── EXCERPT TO READ ──

Make the NFA execution engine use Prog::EmptyFlags().
Change-Id: Iaab77132da28aaf1b43e45b1c72d2597397462c3
Reviewed-on: https://code-review.googlesource.com/c/35770
Reviewed-by: Paul Wankadia <[email protected]>
diff --git a/re2/nfa.cc b/re2/nfa.cc
index 1a3e0af..b2d5c0a 100644
--- a/re2/nfa.cc
+++ b/re2/nfa.cc
@@ -95,20 +95,20 @@
// Follows all empty arrows from id0 and enqueues all the states reached.
// Enqueues only the ByteRange instructions that match byte c.
- // The bits in flag (Bol, Eol, etc.) specify whether ^, $ and \b match.
+ // context is used (with p) for evaluating empty-width specials.
// p is the current input position, and t0 is the current thread.
- void AddToThreadq(Threadq* q, int id0, int c, int flag,
+ void AddToThreadq(Threadq* q, int id0, int c, const StringPiece& context,
const char* p, Thread* t0);
// Run runq on byte c, appending new states to nextq.
// Updates matched_ and match_ as new, better matches are found.
+ // context is used (with p) for evaluating empty-width specials.
// p is the position of byte c in the input string for AddToThreadq;
// p-1 will be used when processing Match instructions.
- // flag is the bitwise OR of Bol, Eol, etc., specifying whether
- // ^, $ and \b match the current input position (after c).
// Frees all the threads on runq.
// If there is a shortcut to the end, returns that shortcut.
- inline int Step(Threadq* runq, Threadq* nextq, int c, int flag, const char* p);
+ int Step(Threadq* runq, Threadq* nextq, int c, const StringPiece& context,
+ const char* p);
// Returns text version of capture information, for debugging.

───

WRITTEN REQUEST A
Retype the NFA diff word for word, starting with "- // flag is" and going on through "threads on runq.".
WRITTEN REQUEST B
How would the NFA diff continue past its last line?

── DATASET ──

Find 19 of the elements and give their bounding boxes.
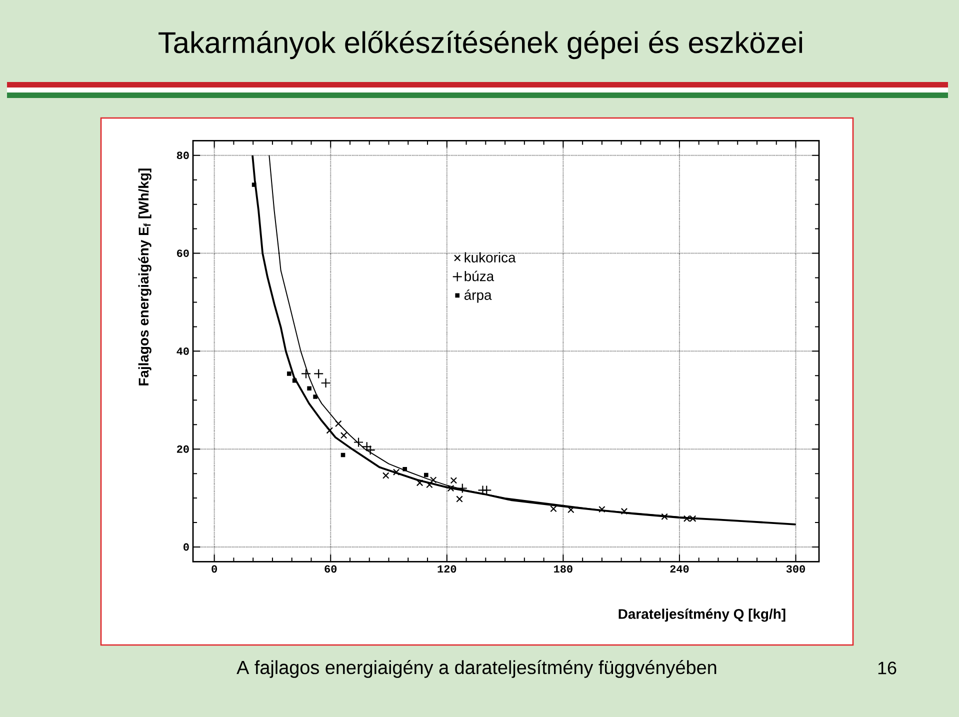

───
── DATASET ──

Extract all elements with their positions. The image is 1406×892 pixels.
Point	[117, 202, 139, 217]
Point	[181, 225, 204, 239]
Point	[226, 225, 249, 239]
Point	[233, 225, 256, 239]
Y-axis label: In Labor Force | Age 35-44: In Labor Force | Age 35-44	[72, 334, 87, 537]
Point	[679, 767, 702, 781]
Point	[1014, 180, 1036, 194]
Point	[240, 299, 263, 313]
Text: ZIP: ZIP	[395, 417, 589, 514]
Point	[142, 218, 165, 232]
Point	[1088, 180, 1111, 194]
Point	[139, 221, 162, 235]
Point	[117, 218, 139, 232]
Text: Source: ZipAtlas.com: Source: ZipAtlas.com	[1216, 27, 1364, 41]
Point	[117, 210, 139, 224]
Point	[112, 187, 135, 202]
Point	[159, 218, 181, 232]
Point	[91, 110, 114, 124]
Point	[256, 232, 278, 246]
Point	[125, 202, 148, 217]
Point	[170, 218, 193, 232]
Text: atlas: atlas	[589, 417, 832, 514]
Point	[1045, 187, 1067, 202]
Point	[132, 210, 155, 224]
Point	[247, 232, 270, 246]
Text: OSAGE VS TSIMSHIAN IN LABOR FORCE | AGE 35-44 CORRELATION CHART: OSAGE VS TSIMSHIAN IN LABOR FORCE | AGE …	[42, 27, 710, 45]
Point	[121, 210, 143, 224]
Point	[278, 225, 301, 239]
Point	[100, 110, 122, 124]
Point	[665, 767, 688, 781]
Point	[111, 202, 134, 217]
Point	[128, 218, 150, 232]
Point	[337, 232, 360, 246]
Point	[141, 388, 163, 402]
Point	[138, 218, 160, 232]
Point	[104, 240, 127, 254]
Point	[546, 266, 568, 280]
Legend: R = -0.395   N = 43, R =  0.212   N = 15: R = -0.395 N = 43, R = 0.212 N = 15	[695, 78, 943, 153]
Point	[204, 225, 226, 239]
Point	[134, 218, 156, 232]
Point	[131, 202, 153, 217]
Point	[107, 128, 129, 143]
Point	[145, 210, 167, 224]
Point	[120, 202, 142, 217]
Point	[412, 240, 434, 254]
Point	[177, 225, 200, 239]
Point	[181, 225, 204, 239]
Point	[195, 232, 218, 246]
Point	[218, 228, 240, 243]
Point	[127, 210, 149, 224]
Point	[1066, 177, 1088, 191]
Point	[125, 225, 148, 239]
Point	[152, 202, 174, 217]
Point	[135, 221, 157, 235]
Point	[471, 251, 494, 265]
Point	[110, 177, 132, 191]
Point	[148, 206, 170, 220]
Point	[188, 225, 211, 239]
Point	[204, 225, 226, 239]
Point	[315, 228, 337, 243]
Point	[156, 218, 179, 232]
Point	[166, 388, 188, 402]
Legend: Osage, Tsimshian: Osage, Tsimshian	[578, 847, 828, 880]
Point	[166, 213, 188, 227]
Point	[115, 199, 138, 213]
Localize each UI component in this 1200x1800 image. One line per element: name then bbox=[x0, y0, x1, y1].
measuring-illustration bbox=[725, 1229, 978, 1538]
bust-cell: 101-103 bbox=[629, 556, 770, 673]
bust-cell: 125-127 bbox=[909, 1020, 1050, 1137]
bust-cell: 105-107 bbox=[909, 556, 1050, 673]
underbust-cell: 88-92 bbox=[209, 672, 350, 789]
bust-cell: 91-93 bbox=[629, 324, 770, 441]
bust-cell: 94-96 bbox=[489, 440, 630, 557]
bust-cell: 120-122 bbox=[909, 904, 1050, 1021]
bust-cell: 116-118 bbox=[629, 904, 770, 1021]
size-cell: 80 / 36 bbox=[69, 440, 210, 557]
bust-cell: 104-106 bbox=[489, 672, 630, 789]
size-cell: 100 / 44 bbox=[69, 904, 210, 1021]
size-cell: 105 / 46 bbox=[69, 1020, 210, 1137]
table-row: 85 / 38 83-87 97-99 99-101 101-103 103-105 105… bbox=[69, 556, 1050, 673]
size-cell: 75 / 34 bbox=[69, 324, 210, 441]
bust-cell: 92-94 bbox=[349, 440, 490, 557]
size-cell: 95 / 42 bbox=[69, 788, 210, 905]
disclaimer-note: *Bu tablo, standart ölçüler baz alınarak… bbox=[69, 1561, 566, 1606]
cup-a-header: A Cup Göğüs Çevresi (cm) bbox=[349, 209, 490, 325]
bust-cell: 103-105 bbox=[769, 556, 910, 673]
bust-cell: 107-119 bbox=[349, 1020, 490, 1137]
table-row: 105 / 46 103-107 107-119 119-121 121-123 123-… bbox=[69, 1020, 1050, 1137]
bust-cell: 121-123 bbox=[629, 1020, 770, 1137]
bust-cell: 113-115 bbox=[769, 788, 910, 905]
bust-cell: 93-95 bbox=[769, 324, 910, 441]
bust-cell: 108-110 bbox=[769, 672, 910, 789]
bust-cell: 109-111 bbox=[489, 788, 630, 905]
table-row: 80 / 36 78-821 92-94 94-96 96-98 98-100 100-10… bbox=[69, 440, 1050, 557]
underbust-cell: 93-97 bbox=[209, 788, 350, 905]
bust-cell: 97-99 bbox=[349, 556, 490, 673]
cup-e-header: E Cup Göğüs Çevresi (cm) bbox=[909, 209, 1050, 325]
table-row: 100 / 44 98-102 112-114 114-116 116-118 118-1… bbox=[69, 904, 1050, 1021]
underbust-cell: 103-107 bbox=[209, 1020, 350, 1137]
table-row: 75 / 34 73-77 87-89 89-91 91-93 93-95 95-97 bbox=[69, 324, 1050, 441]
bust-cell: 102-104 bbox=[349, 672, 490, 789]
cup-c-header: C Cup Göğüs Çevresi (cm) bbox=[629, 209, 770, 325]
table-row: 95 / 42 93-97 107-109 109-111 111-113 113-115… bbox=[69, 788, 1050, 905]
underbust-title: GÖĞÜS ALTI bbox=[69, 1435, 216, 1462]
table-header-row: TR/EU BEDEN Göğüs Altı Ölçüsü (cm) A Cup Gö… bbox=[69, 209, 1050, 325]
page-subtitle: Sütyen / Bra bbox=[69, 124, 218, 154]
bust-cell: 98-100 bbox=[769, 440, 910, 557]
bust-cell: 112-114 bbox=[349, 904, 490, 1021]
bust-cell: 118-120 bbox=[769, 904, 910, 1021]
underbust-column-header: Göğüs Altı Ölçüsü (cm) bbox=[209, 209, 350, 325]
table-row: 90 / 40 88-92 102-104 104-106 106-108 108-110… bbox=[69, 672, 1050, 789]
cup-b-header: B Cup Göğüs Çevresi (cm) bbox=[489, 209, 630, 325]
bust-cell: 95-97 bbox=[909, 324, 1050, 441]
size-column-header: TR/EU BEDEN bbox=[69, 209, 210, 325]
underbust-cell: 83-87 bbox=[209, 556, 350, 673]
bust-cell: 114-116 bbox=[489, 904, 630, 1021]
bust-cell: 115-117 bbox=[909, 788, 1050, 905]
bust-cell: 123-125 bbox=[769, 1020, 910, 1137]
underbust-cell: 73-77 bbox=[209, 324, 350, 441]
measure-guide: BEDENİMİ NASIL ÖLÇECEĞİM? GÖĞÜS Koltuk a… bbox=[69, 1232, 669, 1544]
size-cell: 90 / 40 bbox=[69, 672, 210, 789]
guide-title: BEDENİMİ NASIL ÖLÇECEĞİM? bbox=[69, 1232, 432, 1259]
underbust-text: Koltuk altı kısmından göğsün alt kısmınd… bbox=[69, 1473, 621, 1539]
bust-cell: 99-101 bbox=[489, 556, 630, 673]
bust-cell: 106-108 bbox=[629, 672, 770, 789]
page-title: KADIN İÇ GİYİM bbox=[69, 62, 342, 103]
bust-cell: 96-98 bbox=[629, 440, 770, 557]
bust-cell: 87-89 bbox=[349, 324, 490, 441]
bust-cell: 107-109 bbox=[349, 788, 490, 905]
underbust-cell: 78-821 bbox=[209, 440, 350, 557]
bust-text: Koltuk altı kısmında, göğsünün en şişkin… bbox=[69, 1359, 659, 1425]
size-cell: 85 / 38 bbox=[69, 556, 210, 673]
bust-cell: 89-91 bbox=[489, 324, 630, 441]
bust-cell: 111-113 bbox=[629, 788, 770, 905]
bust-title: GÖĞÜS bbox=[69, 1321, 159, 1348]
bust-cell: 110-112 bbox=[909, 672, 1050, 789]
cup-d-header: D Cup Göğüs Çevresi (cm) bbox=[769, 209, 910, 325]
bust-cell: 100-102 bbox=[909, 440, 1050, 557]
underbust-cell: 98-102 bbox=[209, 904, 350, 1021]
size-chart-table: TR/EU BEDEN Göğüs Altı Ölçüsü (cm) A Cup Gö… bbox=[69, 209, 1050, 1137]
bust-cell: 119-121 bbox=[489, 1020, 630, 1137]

───

EXPECTED OUTPUT A
- // flag is the bitwise OR of Bol, Eol, etc., specifying whether
- // ^, $ and \b match the current input position (after c).
// Frees all the threads on runq.

EXPECTED OUTPUT B
string FormatCapture(const char** capture);
@@ -204,9 +204,9 @@
// Follows all empty arrows from id0 and enqueues all the states reached.
// Enqueues only the ByteRange instructions that match byte c.
-// The bits in flag (Bol, Eol, etc.) specify whether ^, $ and \b match.
+// context is used (with p) for evaluating empty-width specials.
// p is the current input position, and t0 is the current thread.
-void NFA::AddToThreadq(Threadq* q, int id0, int c, int flag,
+void NFA::AddToThreadq(Threadq* q, int id0, int c, const StringPiece& context,
const char* p, Thread* t0) {
if (id0 == 0)
return;
@@ -318,7 +318,7 @@
stk[nstk++] = AddState(id+1);
// Continue on if we have all the right flag bits.
- if (ip->empty() & ~flag)
+ if (ip->empty() & ~Prog::EmptyFlags(context, p))
break;
a = AddState(ip->out());
goto Loop;
@@ -328,13 +328,13 @@
// Run runq on byte c, appending new states to nextq.
// Updates matched_ and match_ as new, better matches are found.
+// context is used (with p) for evaluating empty-width specials.
// p is the position of byte c in the input string for AddToThreadq;
// p-1 will be used when processing Match instructions.
-// flag is the bitwise OR of Bol, Eol, etc., specifying whether
-// ^, $ and \b match the current input position (after c).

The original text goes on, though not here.